── Excerpt provided

It’s Friday! I find most things as a parent to be slightly bittersweet – like weekends. Though wonderful in many ways they’re definitely not the same as my pre-kiddo days. And while I am looking forward to spending time with AJ, watching his various sports and maybe squeezing a hike in Sunday morning – I also know that Monday won’t have the same dread that it had pre-kiddo either because… routines, man they are the best. Do you have anything planned this weekend? Have you come up with a way to incorporate the right amount of structure and fluidity into your weekends?

Without further ado here’s another round up of different articles and finds from around the internet this week relating to parenting:

  • Six Screen-Time Studies That Changed My Parenting Approach is a very digestible summary of the studies and how the author used the information. I especially appreciate the last two about reading and acknowledging our own roles.
  • Amazon is coming out with a children’s version of the Echo – along with some parental controls and FreeTime content it comes with a feature that will encourage your child to say ‘please’. I showed this article to my mom and she responded that my dad wants one “so that he can talk better than command… Hey, google.”

────

**What to do**.
A) In the parenting roundup, why does the writer expect Monday not to bring the same dread it did before having a child? Answer in one to three sentences.
B) Reproduce the portion of the parenting roundup between "It’s Friday! I" and "into your weekends?", inclusive.

── Provided information

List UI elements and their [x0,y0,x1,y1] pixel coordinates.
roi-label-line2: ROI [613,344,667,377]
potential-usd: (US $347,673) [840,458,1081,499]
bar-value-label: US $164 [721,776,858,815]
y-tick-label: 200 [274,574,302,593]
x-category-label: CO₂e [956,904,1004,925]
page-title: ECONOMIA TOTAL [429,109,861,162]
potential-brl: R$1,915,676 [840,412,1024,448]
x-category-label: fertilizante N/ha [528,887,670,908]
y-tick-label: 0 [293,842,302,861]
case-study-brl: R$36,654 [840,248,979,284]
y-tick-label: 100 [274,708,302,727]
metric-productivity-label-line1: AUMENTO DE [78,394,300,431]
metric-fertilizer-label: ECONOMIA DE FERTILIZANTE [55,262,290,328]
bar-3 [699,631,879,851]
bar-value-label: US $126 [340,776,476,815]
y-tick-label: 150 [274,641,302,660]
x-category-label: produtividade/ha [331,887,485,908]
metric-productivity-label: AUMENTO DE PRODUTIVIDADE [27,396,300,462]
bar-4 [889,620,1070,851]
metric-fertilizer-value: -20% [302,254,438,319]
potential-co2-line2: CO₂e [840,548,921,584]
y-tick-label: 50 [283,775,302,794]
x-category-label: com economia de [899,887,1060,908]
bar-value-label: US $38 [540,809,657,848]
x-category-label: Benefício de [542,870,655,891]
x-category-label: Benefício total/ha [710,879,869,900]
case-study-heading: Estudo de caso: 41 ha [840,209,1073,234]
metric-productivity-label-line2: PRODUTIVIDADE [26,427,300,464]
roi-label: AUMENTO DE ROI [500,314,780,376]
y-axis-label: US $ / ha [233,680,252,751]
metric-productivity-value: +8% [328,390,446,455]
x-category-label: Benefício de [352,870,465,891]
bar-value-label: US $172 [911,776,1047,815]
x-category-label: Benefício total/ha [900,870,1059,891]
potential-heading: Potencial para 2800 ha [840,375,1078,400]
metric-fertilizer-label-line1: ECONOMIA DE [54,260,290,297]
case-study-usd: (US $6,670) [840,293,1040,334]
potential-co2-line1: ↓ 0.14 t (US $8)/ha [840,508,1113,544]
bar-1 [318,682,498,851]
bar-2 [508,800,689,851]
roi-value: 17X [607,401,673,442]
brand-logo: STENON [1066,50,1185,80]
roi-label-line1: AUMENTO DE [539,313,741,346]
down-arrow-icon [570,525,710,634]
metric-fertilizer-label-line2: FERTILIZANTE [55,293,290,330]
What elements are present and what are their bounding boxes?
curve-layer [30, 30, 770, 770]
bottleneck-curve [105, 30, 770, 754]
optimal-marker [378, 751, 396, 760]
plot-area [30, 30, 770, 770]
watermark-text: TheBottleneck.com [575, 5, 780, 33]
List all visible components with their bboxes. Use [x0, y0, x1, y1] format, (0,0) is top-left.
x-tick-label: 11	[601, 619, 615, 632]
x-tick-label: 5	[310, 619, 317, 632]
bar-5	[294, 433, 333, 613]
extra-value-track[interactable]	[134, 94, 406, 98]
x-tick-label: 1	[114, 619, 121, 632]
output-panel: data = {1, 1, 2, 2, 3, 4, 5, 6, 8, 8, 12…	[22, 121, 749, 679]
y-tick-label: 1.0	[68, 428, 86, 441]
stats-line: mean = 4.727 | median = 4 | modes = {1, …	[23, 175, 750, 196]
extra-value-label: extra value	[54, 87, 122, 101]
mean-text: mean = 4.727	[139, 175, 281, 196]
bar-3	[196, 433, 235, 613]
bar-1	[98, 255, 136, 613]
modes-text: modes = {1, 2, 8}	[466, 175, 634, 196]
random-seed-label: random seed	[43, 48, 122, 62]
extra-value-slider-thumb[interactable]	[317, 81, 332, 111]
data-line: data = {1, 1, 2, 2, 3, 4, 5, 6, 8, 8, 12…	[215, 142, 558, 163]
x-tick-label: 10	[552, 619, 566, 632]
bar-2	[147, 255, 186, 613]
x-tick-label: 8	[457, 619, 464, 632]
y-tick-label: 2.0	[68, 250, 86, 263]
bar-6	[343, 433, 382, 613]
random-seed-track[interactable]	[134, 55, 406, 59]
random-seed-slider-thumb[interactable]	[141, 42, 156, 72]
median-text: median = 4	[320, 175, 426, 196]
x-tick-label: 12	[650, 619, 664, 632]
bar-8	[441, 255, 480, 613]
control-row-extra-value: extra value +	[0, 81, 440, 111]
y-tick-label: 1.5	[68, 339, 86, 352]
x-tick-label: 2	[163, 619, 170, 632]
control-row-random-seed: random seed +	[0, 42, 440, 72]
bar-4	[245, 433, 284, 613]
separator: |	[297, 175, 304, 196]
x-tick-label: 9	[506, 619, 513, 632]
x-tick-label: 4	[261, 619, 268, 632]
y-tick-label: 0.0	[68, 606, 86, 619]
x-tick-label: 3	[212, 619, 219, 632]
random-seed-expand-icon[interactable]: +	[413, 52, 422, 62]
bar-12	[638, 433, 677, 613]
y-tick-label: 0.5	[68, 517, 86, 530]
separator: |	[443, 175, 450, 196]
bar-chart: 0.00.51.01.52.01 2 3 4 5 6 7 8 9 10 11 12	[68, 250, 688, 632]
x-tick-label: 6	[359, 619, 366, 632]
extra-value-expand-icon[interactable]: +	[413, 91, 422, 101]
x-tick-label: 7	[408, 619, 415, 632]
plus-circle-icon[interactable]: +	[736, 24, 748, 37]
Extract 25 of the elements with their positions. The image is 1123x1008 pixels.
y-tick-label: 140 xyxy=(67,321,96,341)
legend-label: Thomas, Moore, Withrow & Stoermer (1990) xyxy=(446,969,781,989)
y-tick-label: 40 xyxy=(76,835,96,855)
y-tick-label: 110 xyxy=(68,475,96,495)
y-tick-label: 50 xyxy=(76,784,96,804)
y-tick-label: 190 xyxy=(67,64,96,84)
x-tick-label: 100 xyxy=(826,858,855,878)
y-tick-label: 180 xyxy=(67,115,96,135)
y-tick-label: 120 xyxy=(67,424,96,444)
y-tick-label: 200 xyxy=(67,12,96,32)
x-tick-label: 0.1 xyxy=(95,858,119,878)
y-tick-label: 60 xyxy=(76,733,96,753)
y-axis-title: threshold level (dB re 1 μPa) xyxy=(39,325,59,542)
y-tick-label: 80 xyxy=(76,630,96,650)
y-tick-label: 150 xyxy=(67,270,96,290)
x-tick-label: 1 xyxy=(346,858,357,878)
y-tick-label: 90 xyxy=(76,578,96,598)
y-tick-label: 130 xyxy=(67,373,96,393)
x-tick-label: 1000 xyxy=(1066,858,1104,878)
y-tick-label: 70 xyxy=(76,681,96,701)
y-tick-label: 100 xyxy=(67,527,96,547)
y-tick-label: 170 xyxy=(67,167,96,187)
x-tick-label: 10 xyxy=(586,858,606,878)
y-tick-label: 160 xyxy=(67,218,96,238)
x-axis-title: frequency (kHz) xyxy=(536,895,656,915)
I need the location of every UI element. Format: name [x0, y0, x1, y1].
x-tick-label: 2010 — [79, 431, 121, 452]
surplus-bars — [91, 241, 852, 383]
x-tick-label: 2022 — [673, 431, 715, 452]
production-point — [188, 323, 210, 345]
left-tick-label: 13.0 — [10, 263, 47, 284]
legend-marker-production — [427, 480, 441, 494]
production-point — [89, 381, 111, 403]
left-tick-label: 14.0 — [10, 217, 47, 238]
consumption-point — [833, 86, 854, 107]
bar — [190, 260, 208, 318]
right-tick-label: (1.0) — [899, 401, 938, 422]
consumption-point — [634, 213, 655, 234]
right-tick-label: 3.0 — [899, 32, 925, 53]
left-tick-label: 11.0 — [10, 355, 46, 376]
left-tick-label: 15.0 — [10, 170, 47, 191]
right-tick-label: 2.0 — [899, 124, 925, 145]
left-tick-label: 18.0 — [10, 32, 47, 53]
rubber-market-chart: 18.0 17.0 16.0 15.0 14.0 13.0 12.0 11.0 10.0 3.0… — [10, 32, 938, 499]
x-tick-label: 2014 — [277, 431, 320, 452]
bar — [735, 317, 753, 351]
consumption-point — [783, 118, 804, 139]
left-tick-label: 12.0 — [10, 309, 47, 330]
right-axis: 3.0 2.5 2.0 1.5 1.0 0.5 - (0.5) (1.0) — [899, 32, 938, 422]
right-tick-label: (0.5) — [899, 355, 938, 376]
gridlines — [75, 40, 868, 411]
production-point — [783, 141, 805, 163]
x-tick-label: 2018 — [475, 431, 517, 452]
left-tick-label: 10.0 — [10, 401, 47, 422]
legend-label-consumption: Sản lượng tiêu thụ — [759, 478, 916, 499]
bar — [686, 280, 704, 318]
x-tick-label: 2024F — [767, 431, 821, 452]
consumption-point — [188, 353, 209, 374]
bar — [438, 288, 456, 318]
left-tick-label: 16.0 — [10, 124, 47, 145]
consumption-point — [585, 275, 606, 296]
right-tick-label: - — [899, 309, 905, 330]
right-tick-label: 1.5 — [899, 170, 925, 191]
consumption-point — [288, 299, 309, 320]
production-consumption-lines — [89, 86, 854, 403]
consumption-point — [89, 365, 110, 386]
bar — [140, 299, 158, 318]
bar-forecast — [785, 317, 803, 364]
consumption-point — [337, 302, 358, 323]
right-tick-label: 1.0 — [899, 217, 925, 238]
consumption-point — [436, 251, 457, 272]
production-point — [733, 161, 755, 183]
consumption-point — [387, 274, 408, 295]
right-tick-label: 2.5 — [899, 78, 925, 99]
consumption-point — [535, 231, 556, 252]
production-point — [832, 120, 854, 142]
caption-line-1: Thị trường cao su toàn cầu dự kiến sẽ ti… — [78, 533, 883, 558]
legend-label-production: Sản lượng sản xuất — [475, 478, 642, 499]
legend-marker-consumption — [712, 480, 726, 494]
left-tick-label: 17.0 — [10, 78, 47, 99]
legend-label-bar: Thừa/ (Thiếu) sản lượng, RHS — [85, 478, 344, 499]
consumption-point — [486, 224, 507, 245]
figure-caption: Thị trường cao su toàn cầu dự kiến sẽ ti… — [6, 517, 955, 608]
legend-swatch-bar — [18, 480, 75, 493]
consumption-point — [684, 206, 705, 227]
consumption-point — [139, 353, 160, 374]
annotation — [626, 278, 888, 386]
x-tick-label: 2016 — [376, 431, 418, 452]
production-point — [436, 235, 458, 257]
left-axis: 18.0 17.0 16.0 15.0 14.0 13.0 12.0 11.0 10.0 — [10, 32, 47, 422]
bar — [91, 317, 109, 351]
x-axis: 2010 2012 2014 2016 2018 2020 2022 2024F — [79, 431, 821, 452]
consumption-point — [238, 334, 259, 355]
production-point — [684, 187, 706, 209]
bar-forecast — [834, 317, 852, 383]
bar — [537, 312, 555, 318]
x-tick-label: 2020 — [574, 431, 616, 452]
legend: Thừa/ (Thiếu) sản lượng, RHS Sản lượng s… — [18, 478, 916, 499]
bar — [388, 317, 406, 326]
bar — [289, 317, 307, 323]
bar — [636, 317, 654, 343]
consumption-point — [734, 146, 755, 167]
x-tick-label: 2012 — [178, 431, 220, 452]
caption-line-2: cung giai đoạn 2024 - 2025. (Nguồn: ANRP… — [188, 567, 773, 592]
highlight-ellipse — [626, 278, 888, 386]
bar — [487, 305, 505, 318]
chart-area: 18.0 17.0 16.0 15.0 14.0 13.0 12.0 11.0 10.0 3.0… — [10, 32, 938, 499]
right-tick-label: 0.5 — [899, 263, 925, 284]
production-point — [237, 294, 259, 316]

────

**Solutions below**.
A) The writer credits routines, calling them "the best." Since routines are valued now, Monday no longer brings the dread it did before having a child.

B)
It’s Friday! I find most things as a parent to be slightly bittersweet – like weekends. Though wonderful in many ways they’re definitely not the same as my pre-kiddo days. And while I am looking forward to spending time with AJ, watching his various sports and maybe squeezing a hike in Sunday morning – I also know that Monday won’t have the same dread that it had pre-kiddo either because… routines, man they are the best. Do you have anything planned this weekend? Have you come up with a way to incorporate the right amount of structure and fluidity into your weekends?